Show all lines from the records below in which the string "axons" is present.
┄┄┄┄┄┄┄┄┄┄
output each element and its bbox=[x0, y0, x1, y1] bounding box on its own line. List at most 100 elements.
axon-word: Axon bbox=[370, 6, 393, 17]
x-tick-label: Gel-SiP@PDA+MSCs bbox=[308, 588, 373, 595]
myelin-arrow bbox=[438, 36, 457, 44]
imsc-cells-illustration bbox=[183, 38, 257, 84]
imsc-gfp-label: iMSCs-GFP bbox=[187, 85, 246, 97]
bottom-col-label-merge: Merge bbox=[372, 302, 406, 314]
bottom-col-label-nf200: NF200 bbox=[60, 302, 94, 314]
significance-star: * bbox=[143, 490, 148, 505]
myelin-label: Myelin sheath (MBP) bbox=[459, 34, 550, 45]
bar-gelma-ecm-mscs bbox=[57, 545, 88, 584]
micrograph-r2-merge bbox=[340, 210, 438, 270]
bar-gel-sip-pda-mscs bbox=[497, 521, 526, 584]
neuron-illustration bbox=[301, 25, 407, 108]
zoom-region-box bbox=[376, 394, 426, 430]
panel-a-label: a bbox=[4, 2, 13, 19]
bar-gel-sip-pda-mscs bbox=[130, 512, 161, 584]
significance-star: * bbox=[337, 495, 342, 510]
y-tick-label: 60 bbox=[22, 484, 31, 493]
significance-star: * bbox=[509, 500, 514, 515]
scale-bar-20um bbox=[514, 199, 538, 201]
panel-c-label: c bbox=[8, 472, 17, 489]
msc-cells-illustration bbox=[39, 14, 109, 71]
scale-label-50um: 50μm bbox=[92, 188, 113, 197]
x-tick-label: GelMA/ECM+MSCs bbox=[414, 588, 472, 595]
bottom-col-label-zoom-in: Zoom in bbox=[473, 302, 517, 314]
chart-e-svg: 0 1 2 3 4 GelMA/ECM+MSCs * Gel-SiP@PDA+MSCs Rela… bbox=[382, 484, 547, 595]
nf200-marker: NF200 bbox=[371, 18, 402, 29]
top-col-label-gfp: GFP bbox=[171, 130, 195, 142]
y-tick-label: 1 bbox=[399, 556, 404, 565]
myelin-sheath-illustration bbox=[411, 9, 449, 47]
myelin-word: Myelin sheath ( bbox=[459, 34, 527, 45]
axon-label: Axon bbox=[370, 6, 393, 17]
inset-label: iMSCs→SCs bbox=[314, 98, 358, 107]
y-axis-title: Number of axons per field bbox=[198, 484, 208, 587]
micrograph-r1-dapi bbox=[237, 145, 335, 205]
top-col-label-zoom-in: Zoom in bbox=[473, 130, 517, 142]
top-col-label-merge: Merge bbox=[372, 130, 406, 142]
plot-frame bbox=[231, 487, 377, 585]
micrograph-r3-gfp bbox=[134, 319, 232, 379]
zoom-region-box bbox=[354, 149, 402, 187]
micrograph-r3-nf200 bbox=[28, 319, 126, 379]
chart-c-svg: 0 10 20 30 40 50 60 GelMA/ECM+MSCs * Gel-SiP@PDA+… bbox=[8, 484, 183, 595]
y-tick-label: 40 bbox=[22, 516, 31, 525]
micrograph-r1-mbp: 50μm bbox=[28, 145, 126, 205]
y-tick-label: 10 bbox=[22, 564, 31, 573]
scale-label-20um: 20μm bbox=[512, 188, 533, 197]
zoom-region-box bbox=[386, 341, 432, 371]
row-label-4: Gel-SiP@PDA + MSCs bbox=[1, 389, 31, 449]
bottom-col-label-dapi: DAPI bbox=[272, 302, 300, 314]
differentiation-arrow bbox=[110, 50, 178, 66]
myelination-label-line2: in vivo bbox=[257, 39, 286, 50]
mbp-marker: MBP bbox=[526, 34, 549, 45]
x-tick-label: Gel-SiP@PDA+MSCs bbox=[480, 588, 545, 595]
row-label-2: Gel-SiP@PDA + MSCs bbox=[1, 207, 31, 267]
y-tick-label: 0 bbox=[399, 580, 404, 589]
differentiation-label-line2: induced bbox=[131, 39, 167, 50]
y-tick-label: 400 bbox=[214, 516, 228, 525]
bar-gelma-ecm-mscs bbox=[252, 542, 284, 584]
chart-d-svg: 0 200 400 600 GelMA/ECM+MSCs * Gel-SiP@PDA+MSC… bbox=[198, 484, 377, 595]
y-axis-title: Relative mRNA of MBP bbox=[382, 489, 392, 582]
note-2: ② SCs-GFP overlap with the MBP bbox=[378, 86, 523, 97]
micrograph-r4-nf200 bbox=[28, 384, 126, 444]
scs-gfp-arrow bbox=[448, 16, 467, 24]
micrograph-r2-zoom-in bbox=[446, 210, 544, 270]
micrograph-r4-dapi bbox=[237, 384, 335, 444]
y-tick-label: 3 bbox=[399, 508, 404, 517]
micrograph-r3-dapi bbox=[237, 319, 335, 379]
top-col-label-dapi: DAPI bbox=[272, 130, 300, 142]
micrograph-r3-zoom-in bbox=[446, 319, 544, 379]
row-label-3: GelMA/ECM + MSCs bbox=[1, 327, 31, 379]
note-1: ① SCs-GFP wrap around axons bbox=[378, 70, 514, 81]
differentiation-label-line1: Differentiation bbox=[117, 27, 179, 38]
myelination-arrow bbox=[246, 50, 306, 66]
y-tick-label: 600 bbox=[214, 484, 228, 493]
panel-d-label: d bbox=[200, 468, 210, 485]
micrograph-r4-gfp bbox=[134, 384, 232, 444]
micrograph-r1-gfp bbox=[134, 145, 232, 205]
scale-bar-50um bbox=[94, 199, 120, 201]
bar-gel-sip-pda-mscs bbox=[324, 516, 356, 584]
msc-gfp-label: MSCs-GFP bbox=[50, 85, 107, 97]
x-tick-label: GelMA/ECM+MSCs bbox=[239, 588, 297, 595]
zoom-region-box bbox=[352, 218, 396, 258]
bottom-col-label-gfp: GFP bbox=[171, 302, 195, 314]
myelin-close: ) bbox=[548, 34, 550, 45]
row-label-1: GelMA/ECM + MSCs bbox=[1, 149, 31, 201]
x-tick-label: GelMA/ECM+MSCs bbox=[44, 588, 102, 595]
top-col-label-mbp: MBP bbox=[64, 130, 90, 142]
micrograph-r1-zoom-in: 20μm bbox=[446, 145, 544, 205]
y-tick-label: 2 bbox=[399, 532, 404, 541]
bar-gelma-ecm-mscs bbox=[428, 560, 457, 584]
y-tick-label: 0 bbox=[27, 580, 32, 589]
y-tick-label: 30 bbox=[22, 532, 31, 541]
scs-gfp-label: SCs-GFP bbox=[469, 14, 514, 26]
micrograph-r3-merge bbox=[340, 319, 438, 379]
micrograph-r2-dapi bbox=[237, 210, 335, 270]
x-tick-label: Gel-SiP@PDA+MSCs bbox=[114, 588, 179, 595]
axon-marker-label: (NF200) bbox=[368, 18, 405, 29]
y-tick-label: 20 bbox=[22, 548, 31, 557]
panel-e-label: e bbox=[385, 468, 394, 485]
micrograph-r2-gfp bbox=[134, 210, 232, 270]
┄┄┄┄┄┄┄┄┄┄
__Solution to this exercise__.
y-axis-title: Number of axons per field bbox=[198, 484, 208, 587]
note-1: ① SCs-GFP wrap around axons bbox=[378, 70, 514, 81]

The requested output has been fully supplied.